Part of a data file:

--- begin ---

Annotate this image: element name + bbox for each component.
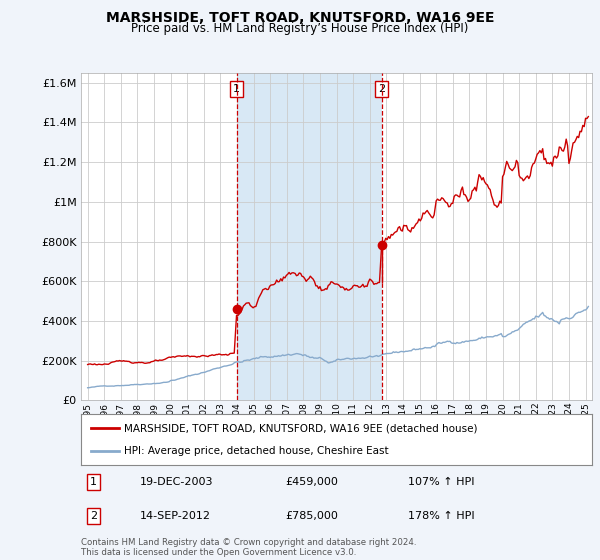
Text: MARSHSIDE, TOFT ROAD, KNUTSFORD, WA16 9EE (detached house): MARSHSIDE, TOFT ROAD, KNUTSFORD, WA16 9E… xyxy=(124,423,478,433)
Text: Price paid vs. HM Land Registry’s House Price Index (HPI): Price paid vs. HM Land Registry’s House … xyxy=(131,22,469,35)
Text: 2: 2 xyxy=(90,511,97,521)
Text: 178% ↑ HPI: 178% ↑ HPI xyxy=(408,511,475,521)
Text: 1: 1 xyxy=(90,477,97,487)
Text: Contains HM Land Registry data © Crown copyright and database right 2024.
This d: Contains HM Land Registry data © Crown c… xyxy=(81,538,416,557)
Text: 1: 1 xyxy=(233,84,240,94)
Text: 19-DEC-2003: 19-DEC-2003 xyxy=(140,477,213,487)
Text: £785,000: £785,000 xyxy=(286,511,338,521)
Text: 2: 2 xyxy=(378,84,385,94)
Text: 14-SEP-2012: 14-SEP-2012 xyxy=(140,511,211,521)
Text: HPI: Average price, detached house, Cheshire East: HPI: Average price, detached house, Ches… xyxy=(124,446,389,456)
Bar xyxy=(236,73,382,400)
Text: 107% ↑ HPI: 107% ↑ HPI xyxy=(408,477,475,487)
Text: MARSHSIDE, TOFT ROAD, KNUTSFORD, WA16 9EE: MARSHSIDE, TOFT ROAD, KNUTSFORD, WA16 9E… xyxy=(106,11,494,25)
Text: £459,000: £459,000 xyxy=(286,477,338,487)
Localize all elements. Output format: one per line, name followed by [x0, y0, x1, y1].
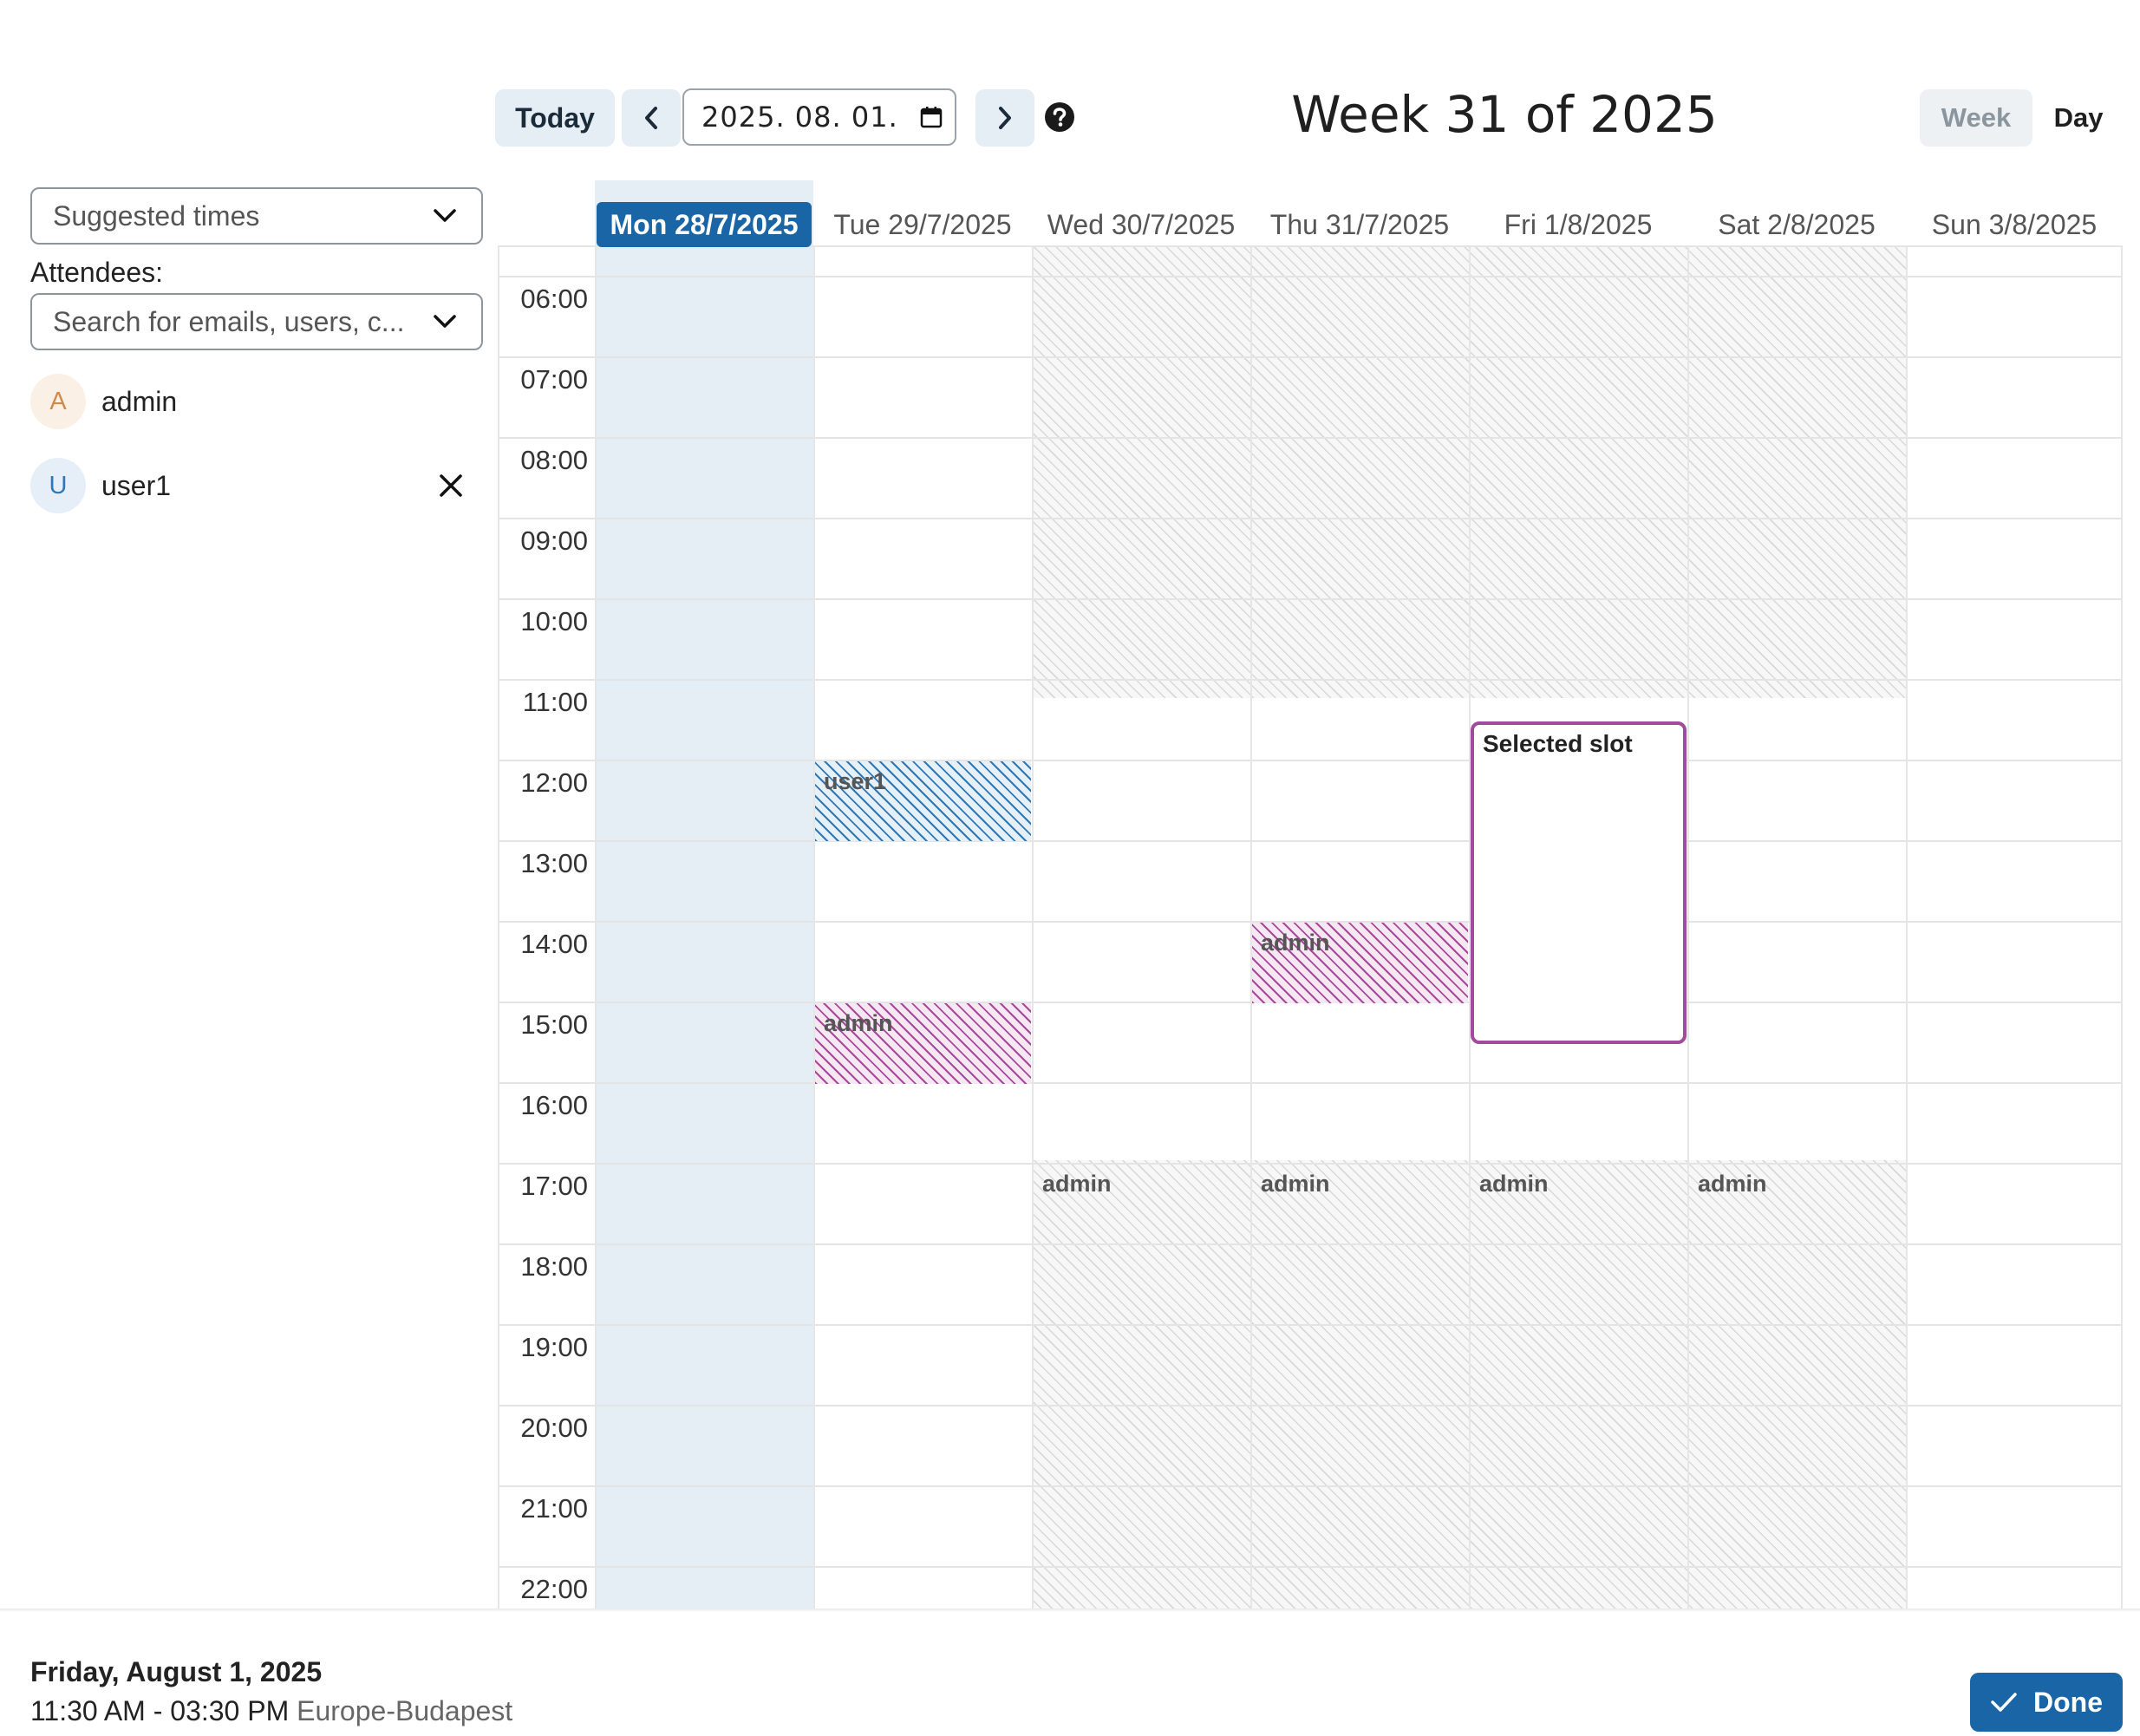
time-label: 21:00 [520, 1493, 588, 1524]
busy-event-admin[interactable]: admin [815, 1003, 1031, 1084]
calendar-icon[interactable] [920, 106, 943, 128]
view-day-button[interactable]: Day [2053, 102, 2104, 133]
time-label: 13:00 [520, 848, 588, 878]
time-label: 15:00 [520, 1009, 588, 1040]
time-label: 06:00 [520, 284, 588, 314]
time-label: 08:00 [520, 445, 588, 475]
chevron-right-icon [999, 107, 1011, 129]
footer-divider [0, 1609, 2140, 1612]
next-week-button[interactable] [975, 89, 1034, 147]
day-header-tue[interactable]: Tue 29/7/2025 [833, 208, 1012, 240]
time-label: 12:00 [520, 767, 588, 798]
time-label: 20:00 [520, 1413, 588, 1443]
timezone: Europe-Budapest [297, 1695, 513, 1726]
busy-event-admin[interactable]: admin [1261, 1171, 1330, 1197]
day-header-sat[interactable]: Sat 2/8/2025 [1718, 208, 1876, 240]
date-value: 2025. 08. 01. [701, 101, 898, 134]
time-label: 14:00 [520, 929, 588, 959]
attendee-search-select[interactable]: Search for emails, users, c... [30, 293, 483, 350]
attendees-label: Attendees: [30, 257, 163, 288]
avatar: U [30, 458, 86, 513]
time-label: 16:00 [520, 1090, 588, 1120]
attendee-user1: U user1 [30, 458, 171, 513]
selected-time: 11:30 AM - 03:30 PM Europe-Budapest [30, 1695, 512, 1727]
chevron-left-icon [645, 107, 657, 129]
time-label: 18:00 [520, 1251, 588, 1282]
week-title: Week 31 of 2025 [1291, 85, 1718, 144]
time-range: 11:30 AM - 03:30 PM [30, 1695, 290, 1726]
busy-event-user1[interactable]: user1 [815, 761, 1031, 841]
busy-event-admin[interactable]: admin [1479, 1171, 1549, 1197]
date-input[interactable]: 2025. 08. 01. [682, 88, 956, 146]
done-label: Done [2033, 1686, 2103, 1718]
busy-event-admin[interactable]: admin [1042, 1171, 1112, 1197]
time-label: 07:00 [520, 364, 588, 395]
today-column [595, 180, 813, 1609]
time-label: 22:00 [520, 1574, 588, 1604]
view-week-button[interactable]: Week [1920, 89, 2032, 147]
day-header-sun[interactable]: Sun 3/8/2025 [1931, 208, 2098, 240]
selected-slot[interactable]: Selected slot [1471, 721, 1687, 1044]
day-header-wed[interactable]: Wed 30/7/2025 [1047, 208, 1236, 240]
close-icon[interactable] [438, 473, 464, 499]
day-header-thu[interactable]: Thu 31/7/2025 [1269, 208, 1450, 240]
done-button[interactable]: Done [1970, 1673, 2123, 1732]
chevron-down-icon [434, 315, 456, 328]
busy-event-admin[interactable]: admin [1252, 923, 1468, 1003]
previous-week-button[interactable] [622, 89, 681, 147]
time-label: 19:00 [520, 1332, 588, 1362]
suggested-times-label: Suggested times [53, 199, 260, 232]
attendee-name: admin [101, 385, 178, 417]
time-label: 17:00 [520, 1171, 588, 1201]
avatar: A [30, 374, 86, 429]
time-label: 09:00 [520, 525, 588, 556]
attendee-admin: A admin [30, 374, 177, 429]
suggested-times-select[interactable]: Suggested times [30, 187, 483, 245]
check-icon [1991, 1693, 2017, 1712]
attendee-search-placeholder: Search for emails, users, c... [53, 305, 405, 337]
busy-event-admin[interactable]: admin [1698, 1171, 1767, 1197]
day-header-mon[interactable]: Mon 28/7/2025 [597, 202, 812, 247]
time-label: 10:00 [520, 606, 588, 636]
today-button[interactable]: Today [495, 89, 615, 147]
attendee-name: user1 [101, 469, 172, 501]
time-label: 11:00 [522, 687, 588, 717]
chevron-down-icon [434, 209, 456, 222]
selected-date: Friday, August 1, 2025 [30, 1656, 323, 1687]
week-calendar-grid[interactable]: Mon 28/7/2025 Tue 29/7/2025 Wed 30/7/202… [498, 180, 2123, 1609]
help-icon[interactable] [1044, 101, 1075, 133]
day-header-fri[interactable]: Fri 1/8/2025 [1504, 208, 1653, 240]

--- end ---

Exercise task
Put every line of the listing above into a Markdown table with the columns "No." and "Line", numbering the rows and skipping any blank lines. Leave the pictures out of the table.

Answer to the exercise
| No. | Line |
|---|---|
| 1 | Annotate this image: element name + bbox for each component. |
| 2 | Text: MARSHSIDE, TOFT ROAD, KNUTSFORD, WA16 9EE (detached house): MARSHSIDE, TOFT ROAD, KNUTSFORD, WA16 9E… xyxy=(124,423,478,433) |
| 3 | Text: Price paid vs. HM Land Registry’s House Price Index (HPI): Price paid vs. HM Land Registry’s House … xyxy=(131,22,469,35) |
| 4 | Text: 2: 2 xyxy=(90,511,97,521) |
| 5 | Text: 178% ↑ HPI: 178% ↑ HPI xyxy=(408,511,475,521) |
| 6 | Text: 1: 1 xyxy=(90,477,97,487) |
| 7 | Text: Contains HM Land Registry data © Crown copyright and database right 2024. |
| 8 | This d: Contains HM Land Registry data © Crown c… xyxy=(81,538,416,557) |
| 9 | Text: 1: 1 xyxy=(233,84,240,94) |
| 10 | Text: 19-DEC-2003: 19-DEC-2003 xyxy=(140,477,213,487) |
| 11 | Text: £785,000: £785,000 xyxy=(286,511,338,521) |
| 12 | Text: 2: 2 xyxy=(378,84,385,94) |
| 13 | Text: 14-SEP-2012: 14-SEP-2012 xyxy=(140,511,211,521) |
| 14 | Text: HPI: Average price, detached house, Cheshire East: HPI: Average price, detached house, Ches… xyxy=(124,446,389,456) |
| 15 | Bar xyxy=(236,73,382,400) |
| 16 | Text: 107% ↑ HPI: 107% ↑ HPI xyxy=(408,477,475,487) |
| 17 | Text: MARSHSIDE, TOFT ROAD, KNUTSFORD, WA16 9EE: MARSHSIDE, TOFT ROAD, KNUTSFORD, WA16 9E… xyxy=(106,11,494,25) |
| 18 | Text: £459,000: £459,000 xyxy=(286,477,338,487) |
| 19 | Localize all elements. Output format: one per line, name followed by [x0, y0, x1, y1]. |
| 20 | time-label: 21:00 [520, 1493, 588, 1524] |
| 21 | busy-event-admin[interactable]: admin [815, 1003, 1031, 1084] |
| 22 | calendar-icon[interactable] [920, 106, 943, 128] |
| 23 | view-day-button[interactable]: Day [2053, 102, 2104, 133] |
| 24 | time-label: 13:00 [520, 848, 588, 878] |
| 25 | time-label: 15:00 [520, 1009, 588, 1040] |
| 26 | time-label: 06:00 [520, 284, 588, 314] |
| 27 | time-label: 08:00 [520, 445, 588, 475] |
| 28 | chevron-right-icon [999, 107, 1011, 129] |
| 29 | footer-divider [0, 1609, 2140, 1612] |
| 30 | next-week-button[interactable] [975, 89, 1034, 147] |
| 31 | day-header-tue[interactable]: Tue 29/7/2025 [833, 208, 1012, 240] |
| 32 | time-label: 12:00 [520, 767, 588, 798] |
| 33 | time-label: 20:00 [520, 1413, 588, 1443] |
| 34 | timezone: Europe-Budapest [297, 1695, 513, 1726] |
| 35 | busy-event-admin[interactable]: admin [1261, 1171, 1330, 1197] |
| 36 | day-header-sat[interactable]: Sat 2/8/2025 [1718, 208, 1876, 240] |
| 37 | date-value: 2025. 08. 01. [701, 101, 898, 134] |
| 38 | time-label: 14:00 [520, 929, 588, 959] |
| 39 | attendee-search-select[interactable]: Search for emails, users, c... [30, 293, 483, 350] |
| 40 | attendees-label: Attendees: [30, 257, 163, 288] |
| 41 | avatar: U [30, 458, 86, 513] |
| 42 | time-label: 16:00 [520, 1090, 588, 1120] |
| 43 | attendee-user1: U user1 [30, 458, 171, 513] |
| 44 | selected-time: 11:30 AM - 03:30 PM Europe-Budapest [30, 1695, 512, 1727] |
| 45 | chevron-left-icon [645, 107, 657, 129] |
| 46 | time-label: 18:00 [520, 1251, 588, 1282] |
| 47 | week-title: Week 31 of 2025 [1291, 85, 1718, 144] |
| 48 | time-range: 11:30 AM - 03:30 PM [30, 1695, 290, 1726] |
| 49 | busy-event-user1[interactable]: user1 [815, 761, 1031, 841] |
| 50 | busy-event-admin[interactable]: admin [1479, 1171, 1549, 1197] |
| 51 | date-input[interactable]: 2025. 08. 01. [682, 88, 956, 146] |
| 52 | done-label: Done [2033, 1686, 2103, 1718] |
| 53 | busy-event-admin[interactable]: admin [1042, 1171, 1112, 1197] |
| 54 | time-label: 07:00 [520, 364, 588, 395] |
| 55 | today-column [595, 180, 813, 1609] |
| 56 | time-label: 22:00 [520, 1574, 588, 1604] |
| 57 | view-week-button[interactable]: Week [1920, 89, 2032, 147] |
| 58 | day-header-sun[interactable]: Sun 3/8/2025 [1931, 208, 2098, 240] |
| 59 | selected-slot[interactable]: Selected slot [1471, 721, 1687, 1044] |
| 60 | day-header-wed[interactable]: Wed 30/7/2025 [1047, 208, 1236, 240] |
| 61 | close-icon[interactable] [438, 473, 464, 499] |
| 62 | day-header-thu[interactable]: Thu 31/7/2025 [1269, 208, 1450, 240] |
| 63 | done-button[interactable]: Done [1970, 1673, 2123, 1732] |
| 64 | chevron-down-icon [434, 315, 456, 328] |
| 65 | busy-event-admin[interactable]: admin [1252, 923, 1468, 1003] |
| 66 | previous-week-button[interactable] [622, 89, 681, 147] |
| 67 | time-label: 19:00 [520, 1332, 588, 1362] |
| 68 | suggested-times-label: Suggested times [53, 199, 260, 232] |
| 69 | attendee-name: admin [101, 385, 178, 417] |
| 70 | time-label: 17:00 [520, 1171, 588, 1201] |
| 71 | avatar: A [30, 374, 86, 429] |
| 72 | time-label: 09:00 [520, 525, 588, 556] |
| 73 | attendee-admin: A admin [30, 374, 177, 429] |
| 74 | suggested-times-select[interactable]: Suggested times [30, 187, 483, 245] |
| 75 | check-icon [1991, 1693, 2017, 1712] |
| 76 | attendee-search-placeholder: Search for emails, users, c... [53, 305, 405, 337] |
| 77 | busy-event-admin[interactable]: admin [1698, 1171, 1767, 1197] |
| 78 | day-header-mon[interactable]: Mon 28/7/2025 [597, 202, 812, 247] |
| 79 | time-label: 10:00 [520, 606, 588, 636] |
| 80 | today-button[interactable]: Today [495, 89, 615, 147] |
| 81 | attendee-name: user1 [101, 469, 172, 501] |
| 82 | time-label: 11:00 [522, 687, 588, 717] |
| 83 | chevron-down-icon [434, 209, 456, 222] |
| 84 | selected-date: Friday, August 1, 2025 [30, 1656, 323, 1687] |
| 85 | week-calendar-grid[interactable]: Mon 28/7/2025 Tue 29/7/2025 Wed 30/7/202… [498, 180, 2123, 1609] |
| 86 | help-icon[interactable] [1044, 101, 1075, 133] |
| 87 | day-header-fri[interactable]: Fri 1/8/2025 [1504, 208, 1653, 240] |